- _AIM OF THE EXERCISE_: Show each line that has the string "Unexpected" in it.

━━━━━━

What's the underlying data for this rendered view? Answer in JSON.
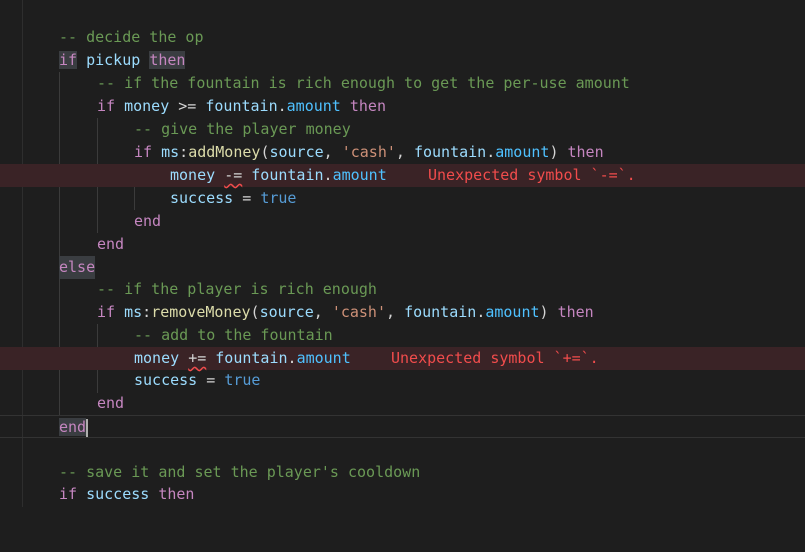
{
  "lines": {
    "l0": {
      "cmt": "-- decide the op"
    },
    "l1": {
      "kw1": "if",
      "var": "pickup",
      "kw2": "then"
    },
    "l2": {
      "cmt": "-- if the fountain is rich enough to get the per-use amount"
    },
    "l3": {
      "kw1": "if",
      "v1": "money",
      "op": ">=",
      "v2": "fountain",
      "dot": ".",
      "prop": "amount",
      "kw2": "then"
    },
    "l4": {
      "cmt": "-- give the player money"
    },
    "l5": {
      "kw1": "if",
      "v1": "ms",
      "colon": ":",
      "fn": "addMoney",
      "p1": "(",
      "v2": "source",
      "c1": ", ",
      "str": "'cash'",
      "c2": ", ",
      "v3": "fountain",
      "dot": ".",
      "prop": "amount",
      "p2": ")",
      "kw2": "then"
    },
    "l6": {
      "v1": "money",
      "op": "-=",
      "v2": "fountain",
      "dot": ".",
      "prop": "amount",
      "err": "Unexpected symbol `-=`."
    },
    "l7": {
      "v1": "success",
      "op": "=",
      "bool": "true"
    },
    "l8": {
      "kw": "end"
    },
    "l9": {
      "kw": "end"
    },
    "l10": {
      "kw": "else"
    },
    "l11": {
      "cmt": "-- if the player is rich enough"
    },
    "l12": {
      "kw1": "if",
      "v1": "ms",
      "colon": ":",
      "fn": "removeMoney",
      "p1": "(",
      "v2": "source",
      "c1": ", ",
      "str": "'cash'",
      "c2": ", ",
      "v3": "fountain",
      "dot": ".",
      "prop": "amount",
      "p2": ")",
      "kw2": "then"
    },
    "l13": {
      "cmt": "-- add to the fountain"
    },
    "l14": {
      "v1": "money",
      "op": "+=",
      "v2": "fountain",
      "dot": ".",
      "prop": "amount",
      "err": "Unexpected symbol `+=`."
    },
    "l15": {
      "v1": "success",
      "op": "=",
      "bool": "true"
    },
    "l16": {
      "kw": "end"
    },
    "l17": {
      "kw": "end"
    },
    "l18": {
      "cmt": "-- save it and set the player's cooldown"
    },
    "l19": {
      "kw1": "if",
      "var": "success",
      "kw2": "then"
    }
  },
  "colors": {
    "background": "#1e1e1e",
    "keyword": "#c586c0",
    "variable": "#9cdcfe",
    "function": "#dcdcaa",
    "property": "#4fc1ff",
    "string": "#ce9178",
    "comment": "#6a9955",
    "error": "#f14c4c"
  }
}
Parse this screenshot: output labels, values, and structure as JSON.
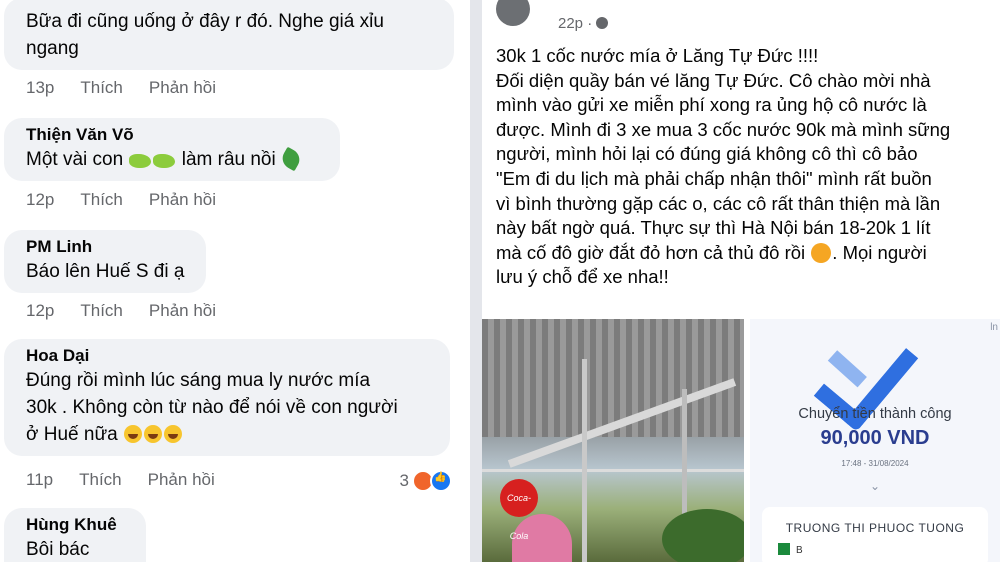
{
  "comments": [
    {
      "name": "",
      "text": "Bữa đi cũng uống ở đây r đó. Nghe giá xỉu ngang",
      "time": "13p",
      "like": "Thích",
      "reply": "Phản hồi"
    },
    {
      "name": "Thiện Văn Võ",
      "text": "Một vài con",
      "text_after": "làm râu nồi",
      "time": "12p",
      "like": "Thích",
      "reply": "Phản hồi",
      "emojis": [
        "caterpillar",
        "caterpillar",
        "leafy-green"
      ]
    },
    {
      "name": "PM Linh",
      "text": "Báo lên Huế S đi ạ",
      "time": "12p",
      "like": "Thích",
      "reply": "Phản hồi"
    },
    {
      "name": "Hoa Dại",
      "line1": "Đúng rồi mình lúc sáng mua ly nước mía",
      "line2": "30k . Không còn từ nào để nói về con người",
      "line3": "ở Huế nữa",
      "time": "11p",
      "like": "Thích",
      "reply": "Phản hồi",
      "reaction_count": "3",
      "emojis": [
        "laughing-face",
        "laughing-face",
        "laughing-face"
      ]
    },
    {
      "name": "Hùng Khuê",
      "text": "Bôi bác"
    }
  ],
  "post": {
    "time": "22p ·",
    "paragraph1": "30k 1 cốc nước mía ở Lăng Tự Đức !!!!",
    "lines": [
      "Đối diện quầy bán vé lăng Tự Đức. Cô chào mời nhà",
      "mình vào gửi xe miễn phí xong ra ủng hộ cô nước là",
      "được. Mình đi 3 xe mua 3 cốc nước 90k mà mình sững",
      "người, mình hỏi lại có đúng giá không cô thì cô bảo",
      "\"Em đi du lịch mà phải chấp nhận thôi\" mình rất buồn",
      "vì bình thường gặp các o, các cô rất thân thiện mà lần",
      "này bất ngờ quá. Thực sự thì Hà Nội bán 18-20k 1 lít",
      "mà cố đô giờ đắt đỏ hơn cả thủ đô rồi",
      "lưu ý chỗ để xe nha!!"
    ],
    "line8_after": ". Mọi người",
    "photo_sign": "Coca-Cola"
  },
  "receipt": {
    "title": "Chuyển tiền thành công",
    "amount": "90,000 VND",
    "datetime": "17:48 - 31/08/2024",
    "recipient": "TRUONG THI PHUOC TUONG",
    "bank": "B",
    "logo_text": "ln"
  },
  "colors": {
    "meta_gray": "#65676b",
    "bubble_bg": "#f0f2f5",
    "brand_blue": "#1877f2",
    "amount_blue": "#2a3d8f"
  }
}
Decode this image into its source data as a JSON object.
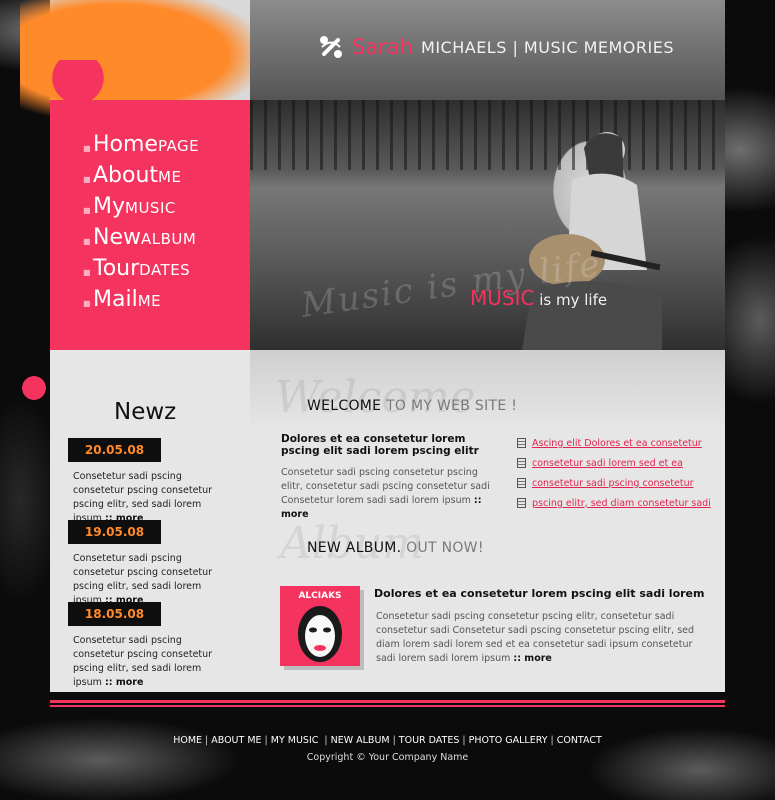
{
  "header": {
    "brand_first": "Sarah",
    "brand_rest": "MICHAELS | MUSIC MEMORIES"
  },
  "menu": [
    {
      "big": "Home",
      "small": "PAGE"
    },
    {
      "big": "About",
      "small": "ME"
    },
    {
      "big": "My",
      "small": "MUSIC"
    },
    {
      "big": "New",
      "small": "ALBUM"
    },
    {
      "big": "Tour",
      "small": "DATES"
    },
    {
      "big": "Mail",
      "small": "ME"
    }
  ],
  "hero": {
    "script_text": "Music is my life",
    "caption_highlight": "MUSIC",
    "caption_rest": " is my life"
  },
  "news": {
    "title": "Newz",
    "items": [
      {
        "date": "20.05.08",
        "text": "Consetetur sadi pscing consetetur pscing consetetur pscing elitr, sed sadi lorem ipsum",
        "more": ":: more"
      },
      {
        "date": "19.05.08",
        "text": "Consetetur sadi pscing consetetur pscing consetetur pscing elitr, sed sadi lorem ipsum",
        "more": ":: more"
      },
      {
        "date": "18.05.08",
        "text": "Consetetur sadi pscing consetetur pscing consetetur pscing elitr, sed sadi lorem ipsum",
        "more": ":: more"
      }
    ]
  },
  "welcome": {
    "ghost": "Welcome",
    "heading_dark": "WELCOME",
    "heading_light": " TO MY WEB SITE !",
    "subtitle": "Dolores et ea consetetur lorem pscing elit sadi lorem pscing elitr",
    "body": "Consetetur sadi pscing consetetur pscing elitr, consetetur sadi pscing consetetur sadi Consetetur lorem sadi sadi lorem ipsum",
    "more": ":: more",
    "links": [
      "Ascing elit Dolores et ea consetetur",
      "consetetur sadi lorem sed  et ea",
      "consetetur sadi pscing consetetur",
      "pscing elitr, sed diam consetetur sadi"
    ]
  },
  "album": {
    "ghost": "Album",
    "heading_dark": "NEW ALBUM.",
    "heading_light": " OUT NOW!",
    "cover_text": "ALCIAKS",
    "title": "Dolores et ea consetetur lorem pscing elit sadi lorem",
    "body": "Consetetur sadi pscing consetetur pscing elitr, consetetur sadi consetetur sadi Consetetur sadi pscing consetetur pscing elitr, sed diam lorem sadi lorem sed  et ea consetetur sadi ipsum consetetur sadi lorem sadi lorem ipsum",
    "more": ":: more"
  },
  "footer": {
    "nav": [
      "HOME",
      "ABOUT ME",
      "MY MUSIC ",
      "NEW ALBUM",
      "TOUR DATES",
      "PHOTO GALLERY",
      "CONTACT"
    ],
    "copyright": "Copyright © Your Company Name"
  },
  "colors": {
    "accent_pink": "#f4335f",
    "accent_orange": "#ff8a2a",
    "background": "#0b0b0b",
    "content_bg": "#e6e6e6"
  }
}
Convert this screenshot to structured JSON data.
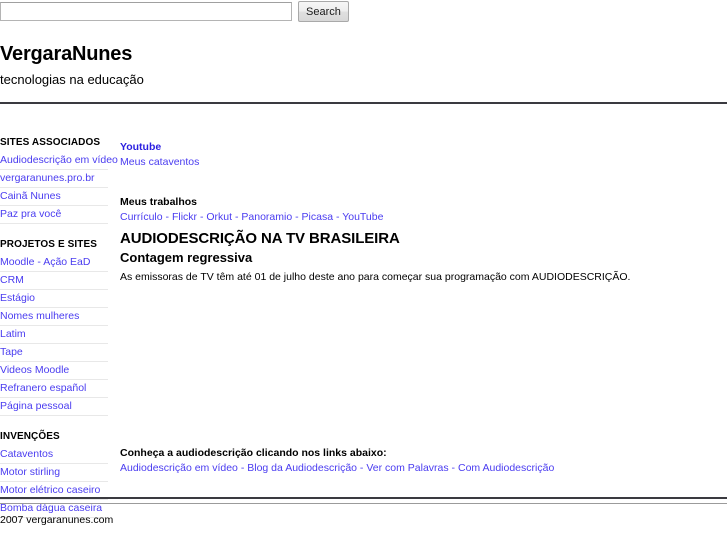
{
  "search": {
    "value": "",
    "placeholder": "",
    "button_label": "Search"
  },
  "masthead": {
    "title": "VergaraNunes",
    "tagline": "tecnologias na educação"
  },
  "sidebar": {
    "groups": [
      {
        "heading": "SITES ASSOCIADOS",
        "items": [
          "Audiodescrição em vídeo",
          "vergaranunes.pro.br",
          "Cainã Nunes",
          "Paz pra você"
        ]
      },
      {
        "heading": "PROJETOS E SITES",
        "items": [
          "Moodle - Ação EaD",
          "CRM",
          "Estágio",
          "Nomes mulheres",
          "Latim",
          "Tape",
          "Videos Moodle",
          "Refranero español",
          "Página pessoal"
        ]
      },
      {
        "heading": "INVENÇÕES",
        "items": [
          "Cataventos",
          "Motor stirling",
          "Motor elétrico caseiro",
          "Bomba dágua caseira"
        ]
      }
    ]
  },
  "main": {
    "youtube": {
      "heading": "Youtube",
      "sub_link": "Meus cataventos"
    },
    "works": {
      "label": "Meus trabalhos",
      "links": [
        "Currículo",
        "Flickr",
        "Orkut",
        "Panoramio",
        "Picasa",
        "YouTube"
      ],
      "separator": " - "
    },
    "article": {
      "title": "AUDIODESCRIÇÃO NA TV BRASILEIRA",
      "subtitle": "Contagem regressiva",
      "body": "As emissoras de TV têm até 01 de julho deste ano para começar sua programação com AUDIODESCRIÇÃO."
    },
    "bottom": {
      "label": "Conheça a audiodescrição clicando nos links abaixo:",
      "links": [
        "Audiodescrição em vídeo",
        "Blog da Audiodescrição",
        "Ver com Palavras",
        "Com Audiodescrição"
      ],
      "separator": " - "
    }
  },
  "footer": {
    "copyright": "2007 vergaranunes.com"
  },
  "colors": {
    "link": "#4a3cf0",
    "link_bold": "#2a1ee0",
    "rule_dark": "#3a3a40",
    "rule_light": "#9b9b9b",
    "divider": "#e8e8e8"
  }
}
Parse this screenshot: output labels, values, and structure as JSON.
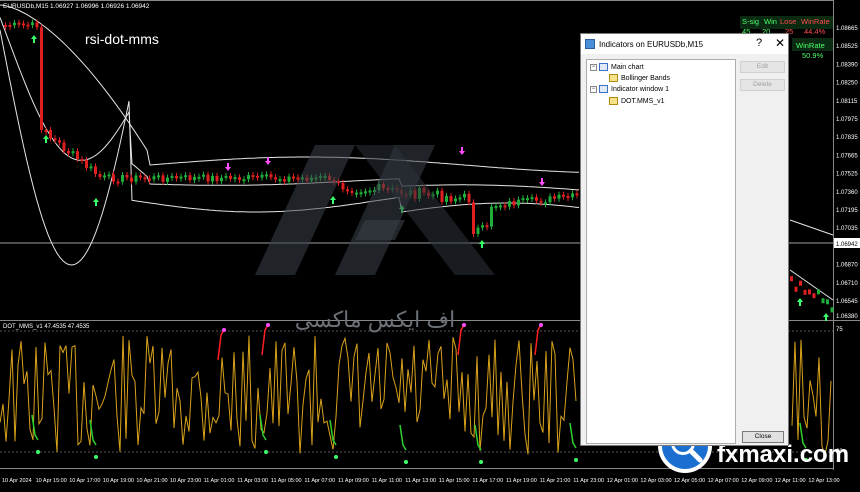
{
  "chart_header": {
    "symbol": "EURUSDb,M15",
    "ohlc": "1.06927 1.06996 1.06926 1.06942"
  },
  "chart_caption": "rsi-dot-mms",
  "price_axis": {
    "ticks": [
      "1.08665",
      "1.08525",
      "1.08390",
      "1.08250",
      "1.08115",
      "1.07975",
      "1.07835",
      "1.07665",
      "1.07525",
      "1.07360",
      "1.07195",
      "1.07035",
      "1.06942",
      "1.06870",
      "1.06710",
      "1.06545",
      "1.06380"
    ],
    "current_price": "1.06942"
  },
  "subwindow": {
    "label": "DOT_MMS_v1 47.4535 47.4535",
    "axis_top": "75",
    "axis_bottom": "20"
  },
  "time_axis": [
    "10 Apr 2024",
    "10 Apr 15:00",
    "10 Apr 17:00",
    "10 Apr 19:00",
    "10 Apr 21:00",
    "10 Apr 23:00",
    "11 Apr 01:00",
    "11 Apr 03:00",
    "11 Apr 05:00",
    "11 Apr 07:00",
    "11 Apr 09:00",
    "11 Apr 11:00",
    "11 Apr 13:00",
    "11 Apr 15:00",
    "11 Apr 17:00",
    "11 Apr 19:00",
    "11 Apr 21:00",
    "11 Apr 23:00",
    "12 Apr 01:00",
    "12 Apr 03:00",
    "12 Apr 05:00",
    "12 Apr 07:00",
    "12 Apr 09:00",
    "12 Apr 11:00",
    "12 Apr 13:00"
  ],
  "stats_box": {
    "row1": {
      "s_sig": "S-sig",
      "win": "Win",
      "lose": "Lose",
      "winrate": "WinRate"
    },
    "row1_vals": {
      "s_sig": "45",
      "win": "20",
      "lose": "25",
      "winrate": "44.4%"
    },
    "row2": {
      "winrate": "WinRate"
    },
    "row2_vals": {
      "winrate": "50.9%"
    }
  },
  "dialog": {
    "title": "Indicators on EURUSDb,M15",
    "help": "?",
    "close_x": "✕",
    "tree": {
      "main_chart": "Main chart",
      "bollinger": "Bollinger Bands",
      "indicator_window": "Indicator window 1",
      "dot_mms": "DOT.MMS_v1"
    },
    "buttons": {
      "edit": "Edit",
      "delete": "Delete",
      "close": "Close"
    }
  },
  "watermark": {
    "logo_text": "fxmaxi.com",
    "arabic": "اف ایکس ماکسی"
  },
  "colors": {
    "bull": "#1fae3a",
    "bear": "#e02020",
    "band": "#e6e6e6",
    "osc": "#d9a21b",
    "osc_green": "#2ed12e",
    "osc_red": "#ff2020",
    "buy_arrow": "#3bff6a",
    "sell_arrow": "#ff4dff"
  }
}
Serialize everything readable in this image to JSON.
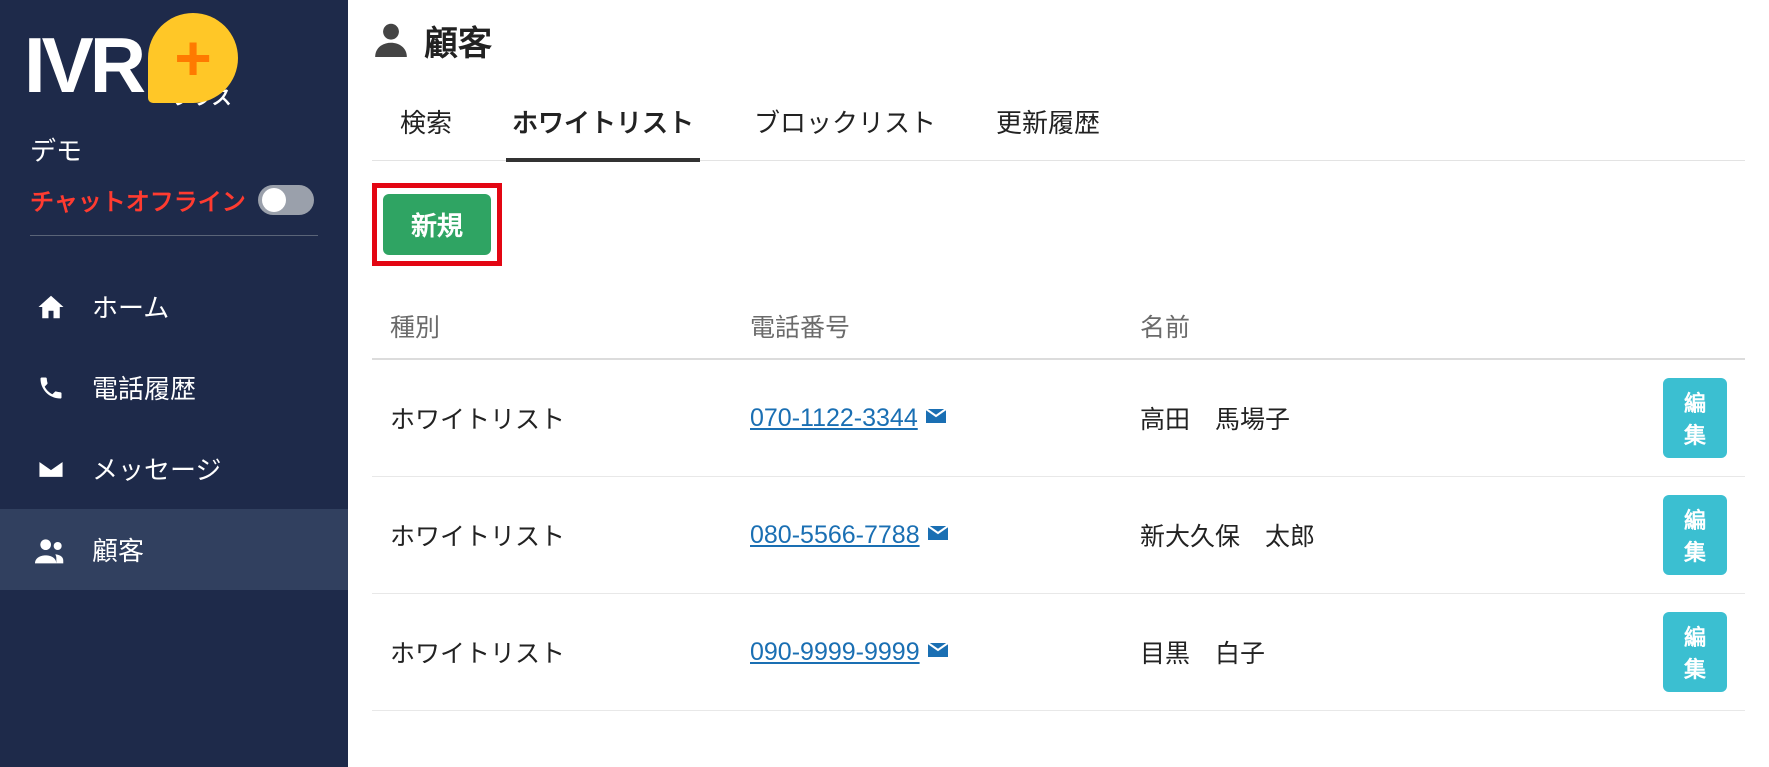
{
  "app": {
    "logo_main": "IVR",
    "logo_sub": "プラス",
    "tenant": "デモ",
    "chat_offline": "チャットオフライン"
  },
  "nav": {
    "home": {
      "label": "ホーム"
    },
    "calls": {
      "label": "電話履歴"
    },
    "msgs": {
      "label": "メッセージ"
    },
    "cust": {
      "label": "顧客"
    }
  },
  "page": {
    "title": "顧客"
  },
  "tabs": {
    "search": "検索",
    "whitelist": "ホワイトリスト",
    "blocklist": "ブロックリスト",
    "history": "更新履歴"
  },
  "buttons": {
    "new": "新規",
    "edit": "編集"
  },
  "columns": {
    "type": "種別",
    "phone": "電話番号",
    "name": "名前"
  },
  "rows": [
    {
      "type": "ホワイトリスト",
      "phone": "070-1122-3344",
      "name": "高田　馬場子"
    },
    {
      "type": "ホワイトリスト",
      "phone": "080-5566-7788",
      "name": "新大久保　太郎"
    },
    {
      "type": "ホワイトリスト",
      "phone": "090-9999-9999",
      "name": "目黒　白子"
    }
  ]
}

━━━━━━

- _CORRECT RESULT_:
      "err": "Unexpected symbol `-=`."
      "err": "Unexpected symbol `+=`."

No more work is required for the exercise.